The request — Return only the count of lines in which the word "严格按照" appears.

Input records —
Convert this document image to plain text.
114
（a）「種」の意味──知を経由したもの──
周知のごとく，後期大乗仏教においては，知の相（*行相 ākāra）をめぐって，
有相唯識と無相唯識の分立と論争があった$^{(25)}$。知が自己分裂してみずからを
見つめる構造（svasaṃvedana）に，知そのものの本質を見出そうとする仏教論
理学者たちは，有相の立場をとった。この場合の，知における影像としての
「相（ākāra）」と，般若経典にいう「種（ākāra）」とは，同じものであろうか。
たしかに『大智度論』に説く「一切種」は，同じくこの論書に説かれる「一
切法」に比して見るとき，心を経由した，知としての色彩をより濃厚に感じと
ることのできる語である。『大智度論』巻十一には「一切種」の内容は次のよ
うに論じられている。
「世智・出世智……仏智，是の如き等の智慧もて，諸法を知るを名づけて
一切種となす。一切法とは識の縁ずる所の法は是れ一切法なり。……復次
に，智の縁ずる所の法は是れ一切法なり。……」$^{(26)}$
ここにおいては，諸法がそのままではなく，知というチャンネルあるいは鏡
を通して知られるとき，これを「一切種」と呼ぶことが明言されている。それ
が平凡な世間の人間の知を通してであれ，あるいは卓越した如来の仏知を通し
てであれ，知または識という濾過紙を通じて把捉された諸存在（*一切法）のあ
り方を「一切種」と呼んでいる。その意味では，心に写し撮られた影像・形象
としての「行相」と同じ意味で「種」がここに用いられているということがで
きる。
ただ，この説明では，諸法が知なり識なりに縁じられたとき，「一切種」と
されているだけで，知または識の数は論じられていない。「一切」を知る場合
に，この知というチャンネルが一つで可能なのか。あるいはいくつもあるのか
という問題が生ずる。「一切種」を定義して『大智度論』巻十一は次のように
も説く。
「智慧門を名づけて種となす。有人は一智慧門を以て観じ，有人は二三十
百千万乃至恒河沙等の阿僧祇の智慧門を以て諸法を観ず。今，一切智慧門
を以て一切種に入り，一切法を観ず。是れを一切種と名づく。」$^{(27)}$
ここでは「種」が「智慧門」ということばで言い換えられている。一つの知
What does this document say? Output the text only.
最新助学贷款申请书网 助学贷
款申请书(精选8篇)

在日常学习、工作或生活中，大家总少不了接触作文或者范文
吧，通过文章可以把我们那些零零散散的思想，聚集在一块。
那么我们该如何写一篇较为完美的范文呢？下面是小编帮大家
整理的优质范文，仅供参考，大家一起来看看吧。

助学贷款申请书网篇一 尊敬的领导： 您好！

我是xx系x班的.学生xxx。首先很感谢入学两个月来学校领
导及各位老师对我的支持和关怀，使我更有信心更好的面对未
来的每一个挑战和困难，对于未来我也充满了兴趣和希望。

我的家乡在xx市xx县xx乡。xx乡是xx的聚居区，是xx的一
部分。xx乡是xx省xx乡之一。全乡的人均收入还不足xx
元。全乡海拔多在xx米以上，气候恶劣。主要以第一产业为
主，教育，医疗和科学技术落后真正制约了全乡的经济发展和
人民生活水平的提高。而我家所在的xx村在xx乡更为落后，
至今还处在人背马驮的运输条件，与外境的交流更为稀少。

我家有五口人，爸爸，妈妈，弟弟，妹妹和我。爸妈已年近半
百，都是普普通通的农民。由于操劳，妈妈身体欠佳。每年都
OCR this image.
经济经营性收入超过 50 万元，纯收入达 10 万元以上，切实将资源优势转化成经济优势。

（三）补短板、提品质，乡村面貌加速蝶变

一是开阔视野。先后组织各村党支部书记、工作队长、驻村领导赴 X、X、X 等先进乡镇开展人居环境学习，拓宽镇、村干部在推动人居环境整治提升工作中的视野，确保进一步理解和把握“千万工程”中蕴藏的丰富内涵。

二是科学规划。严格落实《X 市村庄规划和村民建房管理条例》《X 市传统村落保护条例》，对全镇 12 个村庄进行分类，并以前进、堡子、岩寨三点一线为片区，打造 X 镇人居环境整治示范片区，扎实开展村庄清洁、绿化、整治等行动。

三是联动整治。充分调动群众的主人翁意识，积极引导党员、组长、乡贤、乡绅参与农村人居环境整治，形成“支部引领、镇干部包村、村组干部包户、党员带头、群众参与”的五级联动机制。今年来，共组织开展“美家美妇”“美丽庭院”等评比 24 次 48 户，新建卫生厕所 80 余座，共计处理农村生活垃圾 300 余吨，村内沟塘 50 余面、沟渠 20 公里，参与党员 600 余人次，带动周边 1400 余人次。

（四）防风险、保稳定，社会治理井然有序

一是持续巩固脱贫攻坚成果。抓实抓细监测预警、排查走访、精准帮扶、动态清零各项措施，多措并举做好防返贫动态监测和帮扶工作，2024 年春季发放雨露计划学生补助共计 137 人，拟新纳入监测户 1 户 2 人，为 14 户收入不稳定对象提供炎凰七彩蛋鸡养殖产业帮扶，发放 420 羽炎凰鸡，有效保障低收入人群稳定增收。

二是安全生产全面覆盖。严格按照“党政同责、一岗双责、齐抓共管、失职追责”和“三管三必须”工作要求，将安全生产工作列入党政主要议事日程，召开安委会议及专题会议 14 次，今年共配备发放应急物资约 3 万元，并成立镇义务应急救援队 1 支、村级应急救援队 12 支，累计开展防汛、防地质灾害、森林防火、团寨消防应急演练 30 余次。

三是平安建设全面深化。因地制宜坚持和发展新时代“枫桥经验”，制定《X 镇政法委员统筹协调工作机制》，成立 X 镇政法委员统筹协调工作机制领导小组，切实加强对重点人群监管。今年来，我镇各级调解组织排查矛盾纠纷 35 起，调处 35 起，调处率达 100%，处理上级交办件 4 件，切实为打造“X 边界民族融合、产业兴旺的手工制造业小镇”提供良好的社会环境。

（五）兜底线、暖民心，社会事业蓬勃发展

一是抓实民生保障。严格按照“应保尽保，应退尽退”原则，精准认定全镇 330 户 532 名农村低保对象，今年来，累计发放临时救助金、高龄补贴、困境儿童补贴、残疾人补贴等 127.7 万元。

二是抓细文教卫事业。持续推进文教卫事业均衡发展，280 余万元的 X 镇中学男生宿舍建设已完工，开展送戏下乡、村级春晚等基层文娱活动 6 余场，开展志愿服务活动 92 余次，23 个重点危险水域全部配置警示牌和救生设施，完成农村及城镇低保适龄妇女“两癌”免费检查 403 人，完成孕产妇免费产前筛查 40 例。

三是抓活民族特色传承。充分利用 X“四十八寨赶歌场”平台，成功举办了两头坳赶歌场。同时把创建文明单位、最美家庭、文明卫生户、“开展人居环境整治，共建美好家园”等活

Reply to the task — 2